* [PROBLEM DESCRIPTION]: Every line holding the string "Option" should be gathered.
====================
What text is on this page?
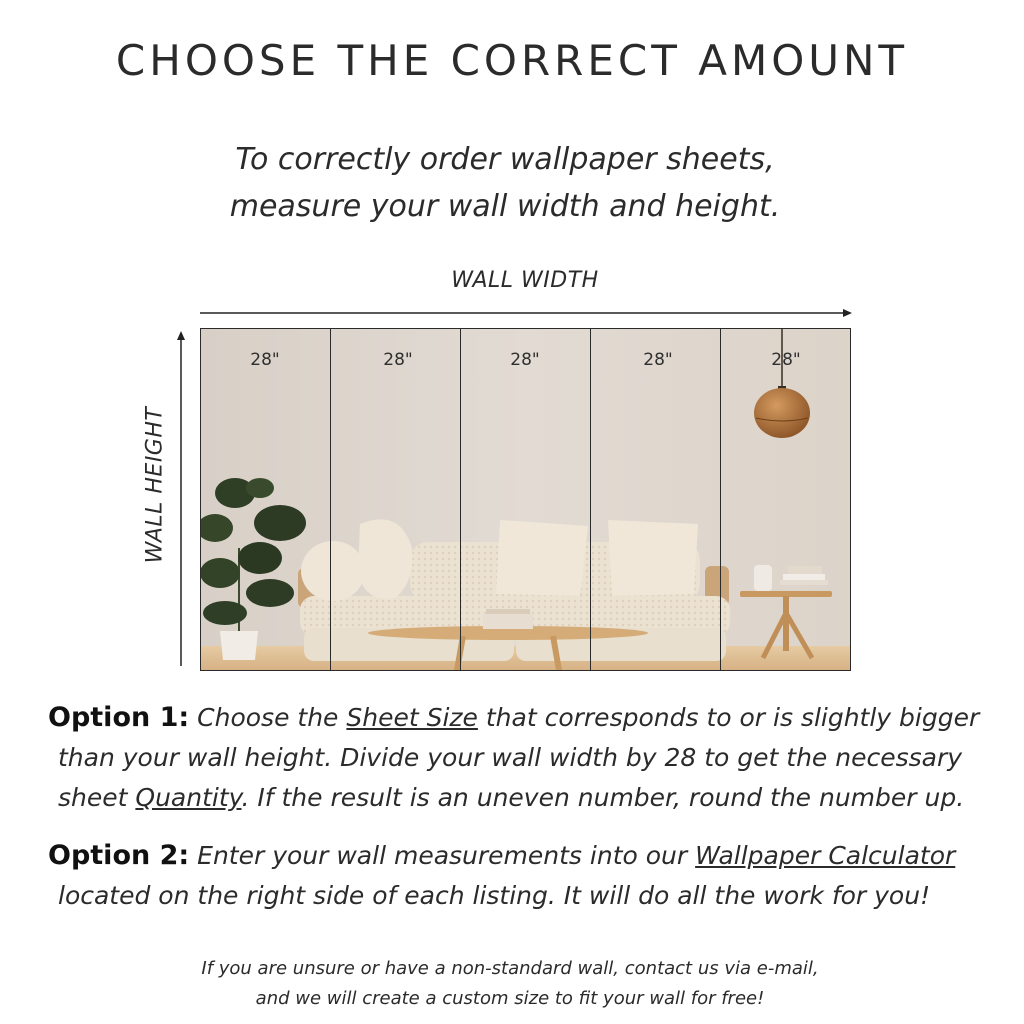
CHOOSE THE CORRECT AMOUNT
To correctly order wallpaper sheets,
measure your wall width and height.
WALL WIDTH
WALL HEIGHT
28"	28"	28"	28"	28"
Option 1: Choose the Sheet Size that corresponds to or is slightly bigger
than your wall height. Divide your wall width by 28 to get the necessary
sheet Quantity. If the result is an uneven number, round the number up.
Option 2: Enter your wall measurements into our Wallpaper Calculator
located on the right side of each listing. It will do all the work for you!
If you are unsure or have a non-standard wall, contact us via e-mail,
and we will create a custom size to fit your wall for free!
====================
* [RESPONSE FOR THIS EXERCISE]:
Option 1: Choose the Sheet Size that corresponds to or is slightly bigger
Option 2: Enter your wall measurements into our Wallpaper Calculator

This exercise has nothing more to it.